### Records to use
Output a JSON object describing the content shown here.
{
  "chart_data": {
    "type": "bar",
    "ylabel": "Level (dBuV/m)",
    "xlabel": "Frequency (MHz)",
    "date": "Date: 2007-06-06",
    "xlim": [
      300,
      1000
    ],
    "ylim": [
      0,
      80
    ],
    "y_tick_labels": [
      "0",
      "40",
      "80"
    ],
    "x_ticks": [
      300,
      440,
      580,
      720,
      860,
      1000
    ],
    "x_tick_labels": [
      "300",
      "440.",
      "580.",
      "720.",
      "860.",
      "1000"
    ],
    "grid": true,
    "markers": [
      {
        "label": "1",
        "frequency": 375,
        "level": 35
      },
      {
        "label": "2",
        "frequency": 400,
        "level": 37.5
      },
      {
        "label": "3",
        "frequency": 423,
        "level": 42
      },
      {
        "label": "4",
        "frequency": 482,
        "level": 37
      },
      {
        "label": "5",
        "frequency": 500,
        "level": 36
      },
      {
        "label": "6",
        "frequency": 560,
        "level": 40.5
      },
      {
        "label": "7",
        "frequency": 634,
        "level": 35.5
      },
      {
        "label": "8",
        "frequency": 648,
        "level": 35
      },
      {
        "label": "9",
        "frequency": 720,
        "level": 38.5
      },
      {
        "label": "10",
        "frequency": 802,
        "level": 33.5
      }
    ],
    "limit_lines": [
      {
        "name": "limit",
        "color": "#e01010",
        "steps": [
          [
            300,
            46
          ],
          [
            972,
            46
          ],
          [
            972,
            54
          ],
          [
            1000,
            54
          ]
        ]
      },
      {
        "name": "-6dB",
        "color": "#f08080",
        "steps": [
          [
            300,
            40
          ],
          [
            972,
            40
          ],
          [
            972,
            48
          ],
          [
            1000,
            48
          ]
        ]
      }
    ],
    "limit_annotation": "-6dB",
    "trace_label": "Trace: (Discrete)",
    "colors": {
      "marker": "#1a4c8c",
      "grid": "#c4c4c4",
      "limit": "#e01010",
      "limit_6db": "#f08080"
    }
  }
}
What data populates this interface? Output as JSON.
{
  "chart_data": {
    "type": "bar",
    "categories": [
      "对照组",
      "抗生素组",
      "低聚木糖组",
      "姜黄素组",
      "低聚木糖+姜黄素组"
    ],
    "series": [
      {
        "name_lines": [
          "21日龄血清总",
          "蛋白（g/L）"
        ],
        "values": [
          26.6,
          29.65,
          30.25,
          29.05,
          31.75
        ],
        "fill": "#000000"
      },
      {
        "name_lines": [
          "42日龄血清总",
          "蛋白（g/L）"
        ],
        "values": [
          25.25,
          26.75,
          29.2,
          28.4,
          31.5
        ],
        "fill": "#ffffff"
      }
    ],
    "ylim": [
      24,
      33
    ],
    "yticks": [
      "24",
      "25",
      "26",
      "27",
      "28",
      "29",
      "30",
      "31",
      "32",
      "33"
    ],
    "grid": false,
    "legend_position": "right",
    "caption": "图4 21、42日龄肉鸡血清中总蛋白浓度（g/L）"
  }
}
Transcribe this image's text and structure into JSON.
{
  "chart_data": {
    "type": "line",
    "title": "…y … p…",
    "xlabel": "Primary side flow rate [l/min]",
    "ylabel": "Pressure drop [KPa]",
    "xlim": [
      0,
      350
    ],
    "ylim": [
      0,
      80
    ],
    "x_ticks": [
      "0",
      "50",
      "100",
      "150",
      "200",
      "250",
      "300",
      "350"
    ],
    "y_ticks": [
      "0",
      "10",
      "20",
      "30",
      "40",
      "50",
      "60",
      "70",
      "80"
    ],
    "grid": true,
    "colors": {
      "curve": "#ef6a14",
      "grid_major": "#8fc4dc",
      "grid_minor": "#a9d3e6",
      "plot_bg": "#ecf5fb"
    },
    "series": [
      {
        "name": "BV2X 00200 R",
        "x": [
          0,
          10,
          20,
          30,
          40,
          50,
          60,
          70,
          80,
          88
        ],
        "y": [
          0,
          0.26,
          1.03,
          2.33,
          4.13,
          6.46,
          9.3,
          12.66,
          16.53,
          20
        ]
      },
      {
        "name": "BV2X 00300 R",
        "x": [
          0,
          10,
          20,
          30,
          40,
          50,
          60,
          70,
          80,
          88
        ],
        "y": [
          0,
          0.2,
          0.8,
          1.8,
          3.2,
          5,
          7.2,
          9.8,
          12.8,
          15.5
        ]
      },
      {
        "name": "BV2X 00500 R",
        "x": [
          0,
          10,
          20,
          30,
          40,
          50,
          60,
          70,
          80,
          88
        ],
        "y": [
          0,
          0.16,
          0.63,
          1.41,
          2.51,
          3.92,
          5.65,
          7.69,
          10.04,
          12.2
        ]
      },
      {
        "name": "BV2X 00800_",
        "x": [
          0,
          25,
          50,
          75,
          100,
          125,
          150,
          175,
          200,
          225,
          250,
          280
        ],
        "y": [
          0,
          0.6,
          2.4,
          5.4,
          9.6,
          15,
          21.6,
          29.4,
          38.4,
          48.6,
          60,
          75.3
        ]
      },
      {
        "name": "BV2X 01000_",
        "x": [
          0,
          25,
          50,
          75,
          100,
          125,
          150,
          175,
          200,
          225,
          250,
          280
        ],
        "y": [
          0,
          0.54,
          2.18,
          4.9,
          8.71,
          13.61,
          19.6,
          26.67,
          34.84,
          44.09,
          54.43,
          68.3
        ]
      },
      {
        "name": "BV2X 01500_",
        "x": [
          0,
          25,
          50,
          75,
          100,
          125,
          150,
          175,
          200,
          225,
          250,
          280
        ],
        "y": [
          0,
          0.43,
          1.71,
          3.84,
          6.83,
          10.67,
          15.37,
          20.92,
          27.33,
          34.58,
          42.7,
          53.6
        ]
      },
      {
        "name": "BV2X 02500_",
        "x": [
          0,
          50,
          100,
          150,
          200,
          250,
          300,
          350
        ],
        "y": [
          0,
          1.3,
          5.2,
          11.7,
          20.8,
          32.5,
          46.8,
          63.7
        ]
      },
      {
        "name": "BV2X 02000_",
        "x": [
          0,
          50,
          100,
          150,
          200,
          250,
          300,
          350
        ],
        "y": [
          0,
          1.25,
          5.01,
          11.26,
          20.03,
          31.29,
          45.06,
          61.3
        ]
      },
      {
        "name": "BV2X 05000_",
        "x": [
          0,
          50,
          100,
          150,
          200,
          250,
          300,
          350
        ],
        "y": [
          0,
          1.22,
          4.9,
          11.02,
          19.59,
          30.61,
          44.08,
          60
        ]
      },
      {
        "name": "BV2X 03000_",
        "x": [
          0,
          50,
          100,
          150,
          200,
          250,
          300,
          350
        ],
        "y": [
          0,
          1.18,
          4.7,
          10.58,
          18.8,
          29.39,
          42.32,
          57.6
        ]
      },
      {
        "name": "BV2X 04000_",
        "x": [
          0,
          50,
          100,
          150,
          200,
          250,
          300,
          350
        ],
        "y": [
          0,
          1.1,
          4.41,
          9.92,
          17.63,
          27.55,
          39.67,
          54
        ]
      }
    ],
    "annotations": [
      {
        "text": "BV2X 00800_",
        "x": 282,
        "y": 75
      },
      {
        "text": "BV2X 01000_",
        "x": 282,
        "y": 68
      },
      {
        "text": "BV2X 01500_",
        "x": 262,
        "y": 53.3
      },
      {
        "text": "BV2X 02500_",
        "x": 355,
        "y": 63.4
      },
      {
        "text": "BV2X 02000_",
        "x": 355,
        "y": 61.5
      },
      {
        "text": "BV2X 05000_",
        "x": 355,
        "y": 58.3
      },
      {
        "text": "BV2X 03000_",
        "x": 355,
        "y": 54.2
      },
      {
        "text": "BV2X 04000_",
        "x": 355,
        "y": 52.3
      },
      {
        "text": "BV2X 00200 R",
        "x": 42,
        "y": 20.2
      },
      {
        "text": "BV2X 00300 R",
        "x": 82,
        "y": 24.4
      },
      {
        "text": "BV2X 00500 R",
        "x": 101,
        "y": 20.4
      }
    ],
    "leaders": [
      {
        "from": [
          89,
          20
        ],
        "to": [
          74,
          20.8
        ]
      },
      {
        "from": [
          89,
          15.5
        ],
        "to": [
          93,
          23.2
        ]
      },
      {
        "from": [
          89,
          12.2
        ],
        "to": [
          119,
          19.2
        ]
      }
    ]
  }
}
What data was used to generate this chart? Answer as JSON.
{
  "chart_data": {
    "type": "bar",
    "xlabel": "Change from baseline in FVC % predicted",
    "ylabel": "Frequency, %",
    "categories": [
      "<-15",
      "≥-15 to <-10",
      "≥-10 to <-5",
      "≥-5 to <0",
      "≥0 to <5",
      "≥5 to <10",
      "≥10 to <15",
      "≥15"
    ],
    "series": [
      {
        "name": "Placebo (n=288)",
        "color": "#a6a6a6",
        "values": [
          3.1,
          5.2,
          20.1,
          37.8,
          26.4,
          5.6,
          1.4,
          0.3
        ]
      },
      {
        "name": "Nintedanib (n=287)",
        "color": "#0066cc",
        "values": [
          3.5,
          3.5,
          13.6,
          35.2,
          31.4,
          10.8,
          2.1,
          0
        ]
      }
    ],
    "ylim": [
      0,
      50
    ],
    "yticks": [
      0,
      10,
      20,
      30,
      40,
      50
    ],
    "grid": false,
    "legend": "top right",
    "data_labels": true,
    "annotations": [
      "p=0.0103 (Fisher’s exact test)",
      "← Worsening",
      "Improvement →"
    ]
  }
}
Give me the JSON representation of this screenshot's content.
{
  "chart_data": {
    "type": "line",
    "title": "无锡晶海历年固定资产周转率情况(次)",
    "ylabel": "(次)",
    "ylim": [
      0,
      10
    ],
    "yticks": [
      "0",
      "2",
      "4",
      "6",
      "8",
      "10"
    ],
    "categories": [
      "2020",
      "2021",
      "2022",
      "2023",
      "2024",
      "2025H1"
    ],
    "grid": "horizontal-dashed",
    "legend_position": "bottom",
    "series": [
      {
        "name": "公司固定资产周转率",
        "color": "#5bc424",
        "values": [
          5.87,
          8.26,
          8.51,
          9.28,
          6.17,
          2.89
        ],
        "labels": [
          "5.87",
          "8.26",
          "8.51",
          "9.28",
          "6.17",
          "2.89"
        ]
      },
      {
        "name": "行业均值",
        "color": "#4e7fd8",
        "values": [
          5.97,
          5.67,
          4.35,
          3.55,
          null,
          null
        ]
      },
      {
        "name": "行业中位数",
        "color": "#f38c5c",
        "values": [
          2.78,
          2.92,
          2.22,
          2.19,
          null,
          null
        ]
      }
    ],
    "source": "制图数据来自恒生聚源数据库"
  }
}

### What the exercise asks
Give only the number of lines in the data that hold the word "right".

### Reply to the exercise
2